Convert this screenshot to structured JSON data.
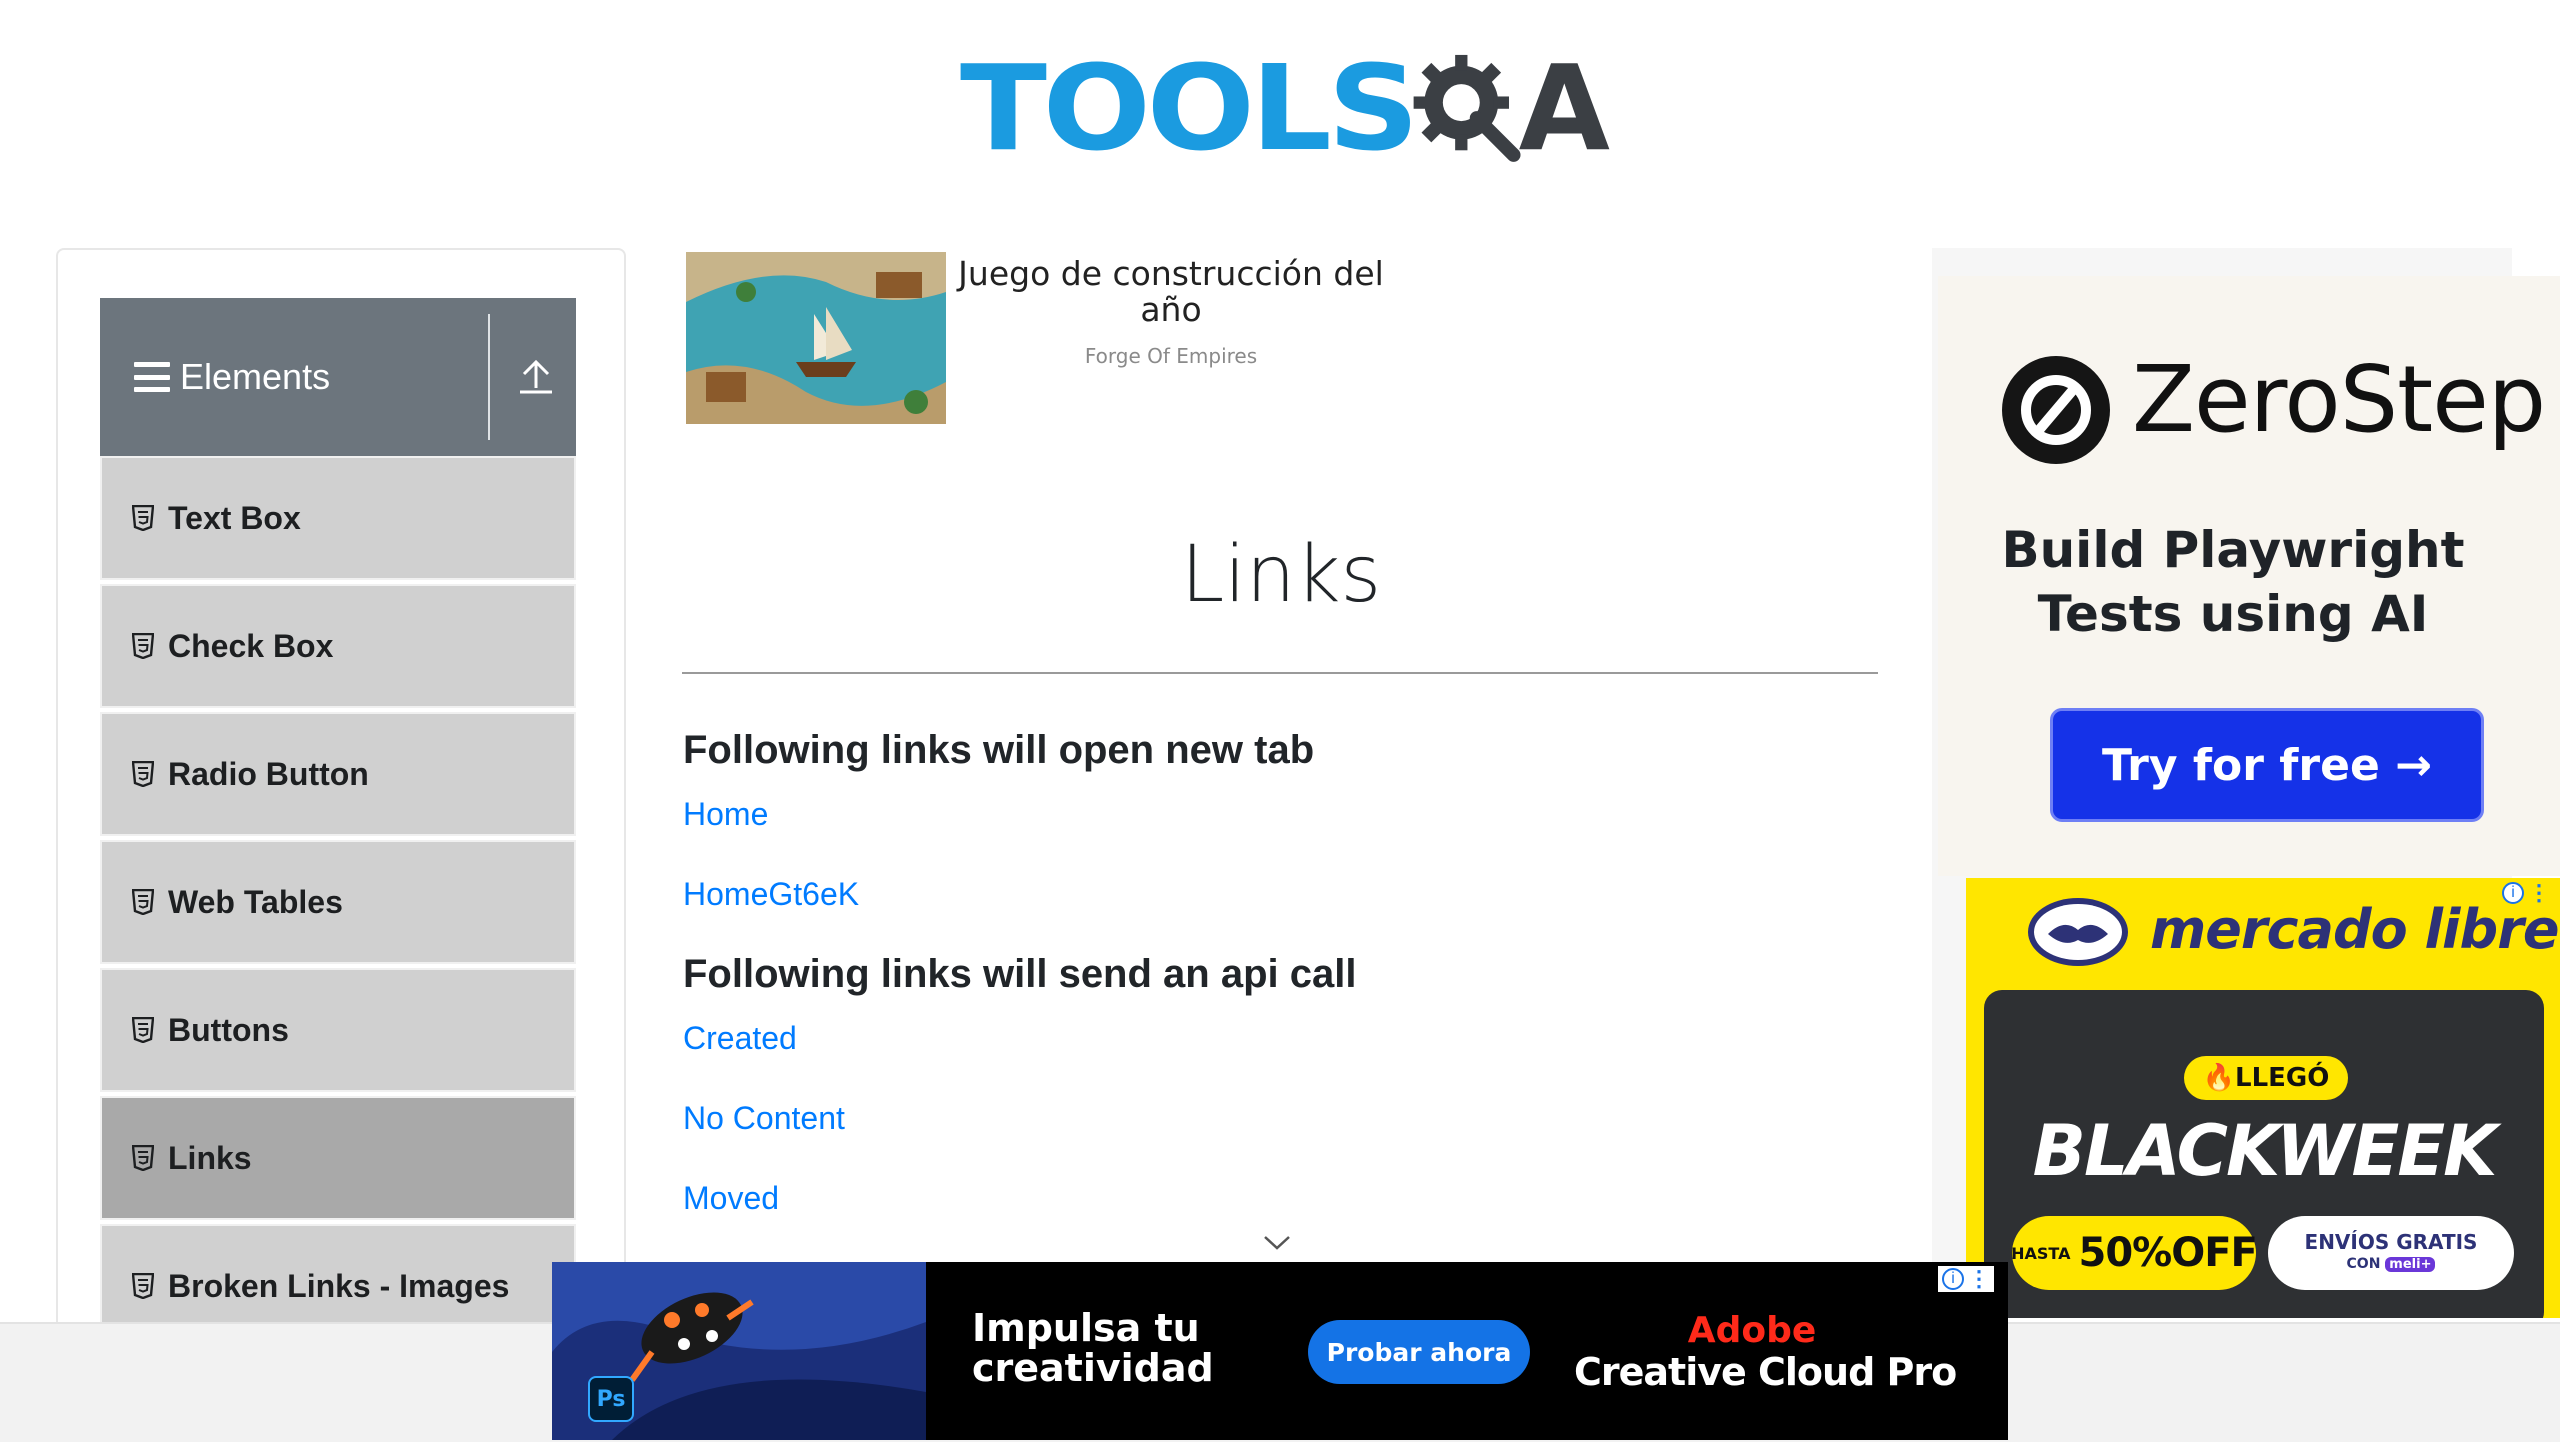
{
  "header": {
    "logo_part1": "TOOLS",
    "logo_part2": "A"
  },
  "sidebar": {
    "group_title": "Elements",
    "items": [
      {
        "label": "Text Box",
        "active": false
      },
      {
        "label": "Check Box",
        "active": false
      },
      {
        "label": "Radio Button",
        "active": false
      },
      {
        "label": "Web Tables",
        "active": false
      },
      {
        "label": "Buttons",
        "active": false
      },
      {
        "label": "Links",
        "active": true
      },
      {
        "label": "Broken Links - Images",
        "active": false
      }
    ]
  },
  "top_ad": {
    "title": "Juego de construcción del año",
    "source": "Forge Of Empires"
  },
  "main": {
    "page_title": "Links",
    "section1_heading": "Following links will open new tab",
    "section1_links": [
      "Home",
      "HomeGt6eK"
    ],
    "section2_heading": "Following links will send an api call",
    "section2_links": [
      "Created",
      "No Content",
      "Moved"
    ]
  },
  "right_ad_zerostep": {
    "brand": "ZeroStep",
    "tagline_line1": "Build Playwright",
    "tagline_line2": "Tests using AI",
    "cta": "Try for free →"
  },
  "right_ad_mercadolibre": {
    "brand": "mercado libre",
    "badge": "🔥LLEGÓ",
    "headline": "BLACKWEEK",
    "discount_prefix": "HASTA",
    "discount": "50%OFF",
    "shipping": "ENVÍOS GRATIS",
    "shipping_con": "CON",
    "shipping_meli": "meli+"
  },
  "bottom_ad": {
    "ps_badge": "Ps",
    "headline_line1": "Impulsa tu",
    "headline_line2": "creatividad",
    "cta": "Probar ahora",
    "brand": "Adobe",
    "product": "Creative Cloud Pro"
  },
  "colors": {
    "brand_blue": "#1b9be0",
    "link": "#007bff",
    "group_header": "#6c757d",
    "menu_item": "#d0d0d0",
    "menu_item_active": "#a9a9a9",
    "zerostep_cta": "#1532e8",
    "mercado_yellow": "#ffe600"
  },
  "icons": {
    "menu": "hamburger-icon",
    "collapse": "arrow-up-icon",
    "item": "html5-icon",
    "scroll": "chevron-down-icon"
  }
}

...

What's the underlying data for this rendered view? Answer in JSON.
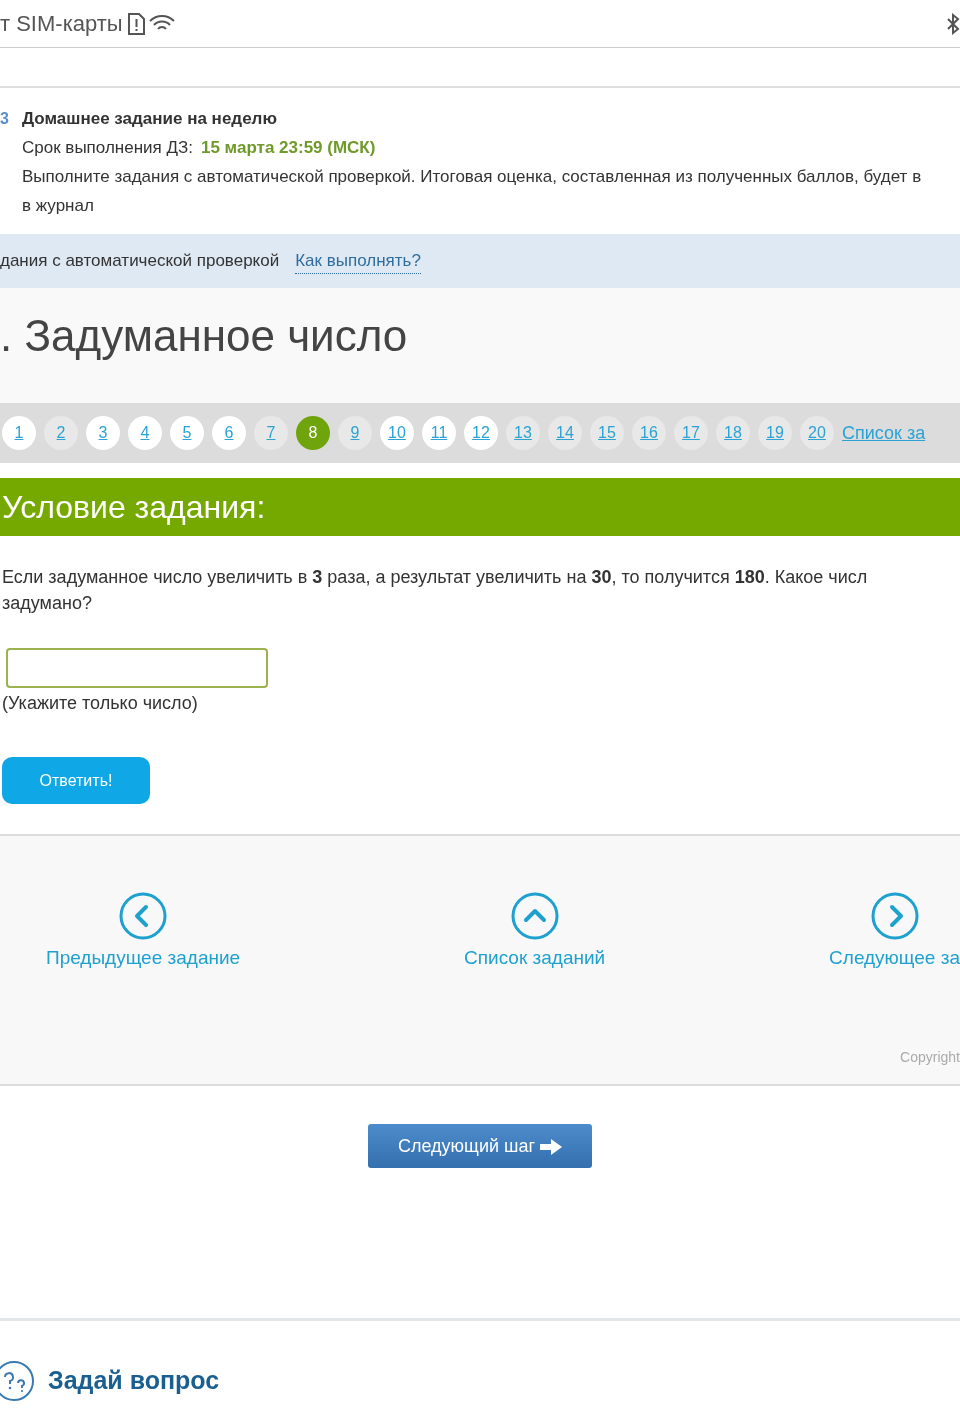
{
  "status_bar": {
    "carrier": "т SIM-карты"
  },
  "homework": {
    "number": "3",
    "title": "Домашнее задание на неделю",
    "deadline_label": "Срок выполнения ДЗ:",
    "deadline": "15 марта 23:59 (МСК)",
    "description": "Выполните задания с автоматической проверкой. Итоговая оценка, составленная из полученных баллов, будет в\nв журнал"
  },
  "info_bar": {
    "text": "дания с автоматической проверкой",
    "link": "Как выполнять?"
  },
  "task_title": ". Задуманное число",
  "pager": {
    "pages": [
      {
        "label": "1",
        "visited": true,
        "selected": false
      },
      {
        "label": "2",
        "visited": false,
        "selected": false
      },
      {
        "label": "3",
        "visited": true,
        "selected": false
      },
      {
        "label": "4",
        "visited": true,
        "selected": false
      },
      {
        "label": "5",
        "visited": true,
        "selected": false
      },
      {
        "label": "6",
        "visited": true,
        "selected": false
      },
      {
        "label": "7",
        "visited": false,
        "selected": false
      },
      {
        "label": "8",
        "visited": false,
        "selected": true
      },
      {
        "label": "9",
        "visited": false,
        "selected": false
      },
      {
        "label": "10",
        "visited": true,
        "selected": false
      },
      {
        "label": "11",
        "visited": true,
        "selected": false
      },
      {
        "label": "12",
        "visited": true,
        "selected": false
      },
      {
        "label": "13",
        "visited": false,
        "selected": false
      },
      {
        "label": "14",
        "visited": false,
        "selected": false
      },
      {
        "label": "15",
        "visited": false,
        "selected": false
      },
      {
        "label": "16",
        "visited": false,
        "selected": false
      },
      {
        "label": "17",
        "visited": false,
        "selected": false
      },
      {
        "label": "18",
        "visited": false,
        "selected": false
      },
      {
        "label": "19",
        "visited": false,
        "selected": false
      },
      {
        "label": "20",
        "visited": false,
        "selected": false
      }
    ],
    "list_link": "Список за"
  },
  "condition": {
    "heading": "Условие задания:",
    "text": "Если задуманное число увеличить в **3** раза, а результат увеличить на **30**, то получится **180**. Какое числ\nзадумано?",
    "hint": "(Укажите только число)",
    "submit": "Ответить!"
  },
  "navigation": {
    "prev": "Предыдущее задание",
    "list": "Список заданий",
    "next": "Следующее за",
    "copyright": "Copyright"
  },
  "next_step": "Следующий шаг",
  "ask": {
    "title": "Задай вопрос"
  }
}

EXERCISE
Pick out the lines that have the word "Список". Copy them all.

FULL OUTPUT
    "list_link": "Список за"
    "list": "Список заданий",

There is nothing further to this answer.